**WHAT YOU WILL DO**
For the entries that follow, state how many lines include the word "skaļumu", giving the number and nothing else.

**RECORDED INFORMATION**

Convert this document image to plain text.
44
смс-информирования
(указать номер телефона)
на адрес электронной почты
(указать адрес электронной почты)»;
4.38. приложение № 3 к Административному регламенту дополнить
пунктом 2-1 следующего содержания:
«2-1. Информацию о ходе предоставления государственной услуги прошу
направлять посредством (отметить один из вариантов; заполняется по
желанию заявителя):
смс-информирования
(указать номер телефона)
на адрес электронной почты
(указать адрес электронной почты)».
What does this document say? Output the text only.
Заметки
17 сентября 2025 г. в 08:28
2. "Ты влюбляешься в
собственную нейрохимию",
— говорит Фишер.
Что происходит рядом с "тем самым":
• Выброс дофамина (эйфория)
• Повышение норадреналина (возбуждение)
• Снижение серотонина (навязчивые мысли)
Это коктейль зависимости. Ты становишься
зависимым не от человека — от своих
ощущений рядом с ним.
* * *
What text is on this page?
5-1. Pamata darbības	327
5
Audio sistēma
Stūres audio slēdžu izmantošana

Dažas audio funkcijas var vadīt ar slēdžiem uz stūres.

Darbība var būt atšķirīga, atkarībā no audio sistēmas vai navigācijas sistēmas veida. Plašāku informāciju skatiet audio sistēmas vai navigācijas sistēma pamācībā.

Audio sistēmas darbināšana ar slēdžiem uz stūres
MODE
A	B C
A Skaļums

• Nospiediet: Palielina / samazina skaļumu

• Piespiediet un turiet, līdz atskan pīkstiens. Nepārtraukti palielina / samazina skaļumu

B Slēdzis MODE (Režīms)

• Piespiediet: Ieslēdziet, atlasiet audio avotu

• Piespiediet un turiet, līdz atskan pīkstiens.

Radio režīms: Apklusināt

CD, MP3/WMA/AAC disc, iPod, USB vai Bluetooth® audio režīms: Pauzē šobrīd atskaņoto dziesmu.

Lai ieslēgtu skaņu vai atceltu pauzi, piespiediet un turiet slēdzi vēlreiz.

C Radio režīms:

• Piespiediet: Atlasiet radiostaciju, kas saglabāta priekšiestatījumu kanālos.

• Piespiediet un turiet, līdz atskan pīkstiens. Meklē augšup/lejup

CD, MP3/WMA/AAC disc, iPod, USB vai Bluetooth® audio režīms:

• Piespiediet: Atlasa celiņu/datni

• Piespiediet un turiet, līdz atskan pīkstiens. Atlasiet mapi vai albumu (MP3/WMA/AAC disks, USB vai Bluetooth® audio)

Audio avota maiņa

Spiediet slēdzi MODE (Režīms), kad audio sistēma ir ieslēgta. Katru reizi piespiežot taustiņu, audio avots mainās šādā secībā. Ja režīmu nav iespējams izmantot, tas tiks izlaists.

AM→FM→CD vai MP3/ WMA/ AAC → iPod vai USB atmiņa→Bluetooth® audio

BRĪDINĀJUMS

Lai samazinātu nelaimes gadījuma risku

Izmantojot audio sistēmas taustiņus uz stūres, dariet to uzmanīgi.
* * *
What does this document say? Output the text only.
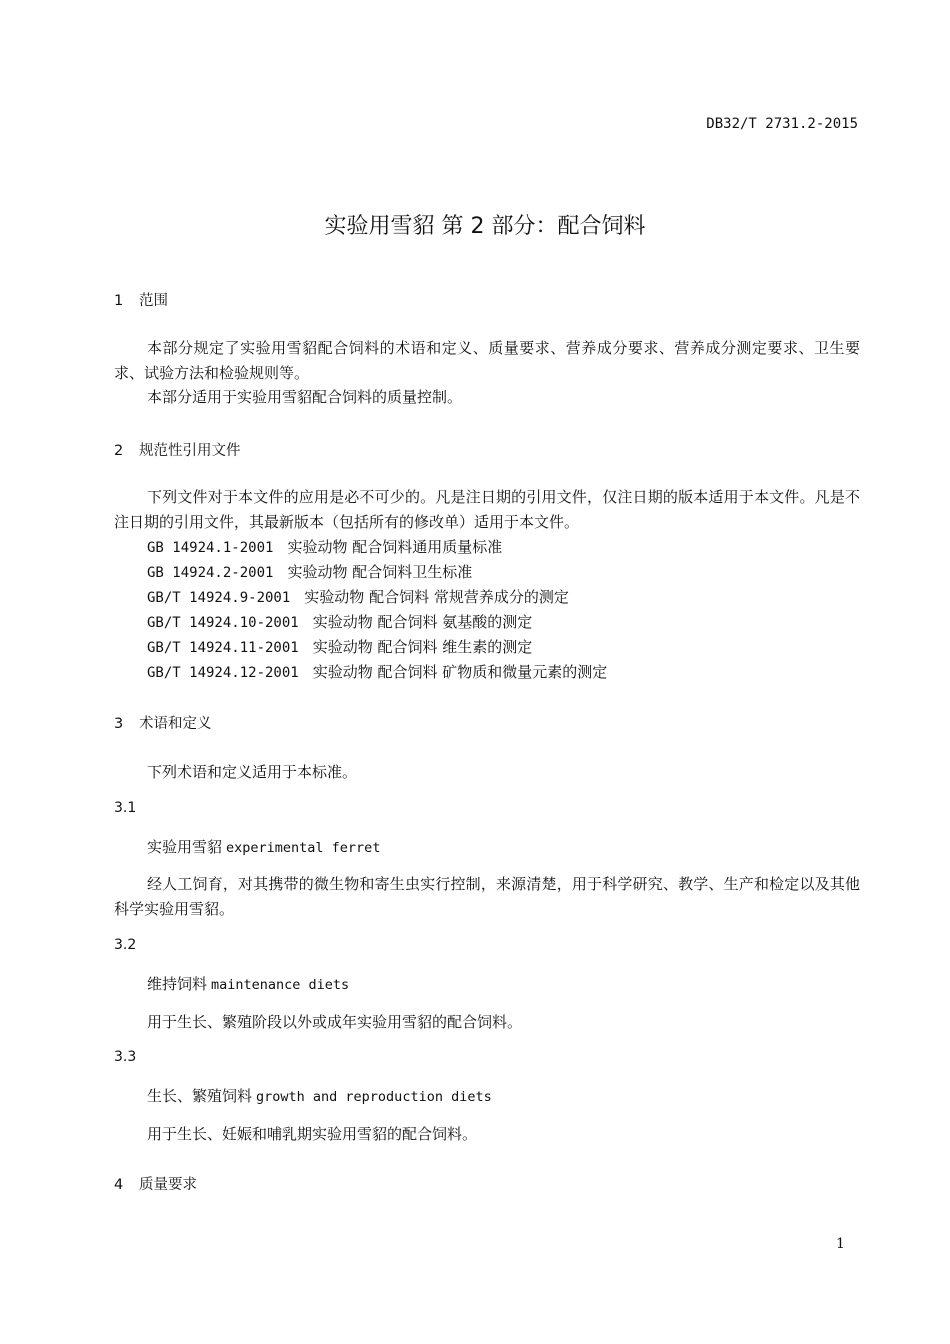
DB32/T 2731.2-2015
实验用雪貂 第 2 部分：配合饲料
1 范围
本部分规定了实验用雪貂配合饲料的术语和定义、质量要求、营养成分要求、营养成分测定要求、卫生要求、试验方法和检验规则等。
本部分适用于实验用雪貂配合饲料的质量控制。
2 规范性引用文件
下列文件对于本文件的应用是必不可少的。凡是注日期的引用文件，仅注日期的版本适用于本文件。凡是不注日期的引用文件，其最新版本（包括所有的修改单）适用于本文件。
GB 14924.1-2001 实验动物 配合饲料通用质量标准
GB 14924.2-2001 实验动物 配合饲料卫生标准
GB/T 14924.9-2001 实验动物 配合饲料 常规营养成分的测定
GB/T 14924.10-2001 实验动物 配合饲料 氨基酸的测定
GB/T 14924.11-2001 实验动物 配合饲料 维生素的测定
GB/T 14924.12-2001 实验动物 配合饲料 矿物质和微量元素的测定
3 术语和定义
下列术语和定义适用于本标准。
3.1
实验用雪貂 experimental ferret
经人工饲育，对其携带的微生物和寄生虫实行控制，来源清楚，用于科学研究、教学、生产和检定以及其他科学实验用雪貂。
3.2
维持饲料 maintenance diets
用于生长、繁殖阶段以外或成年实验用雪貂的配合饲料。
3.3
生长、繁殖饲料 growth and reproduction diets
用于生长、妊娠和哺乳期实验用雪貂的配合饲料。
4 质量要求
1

**OUTPUT FOR THIS TASK**
2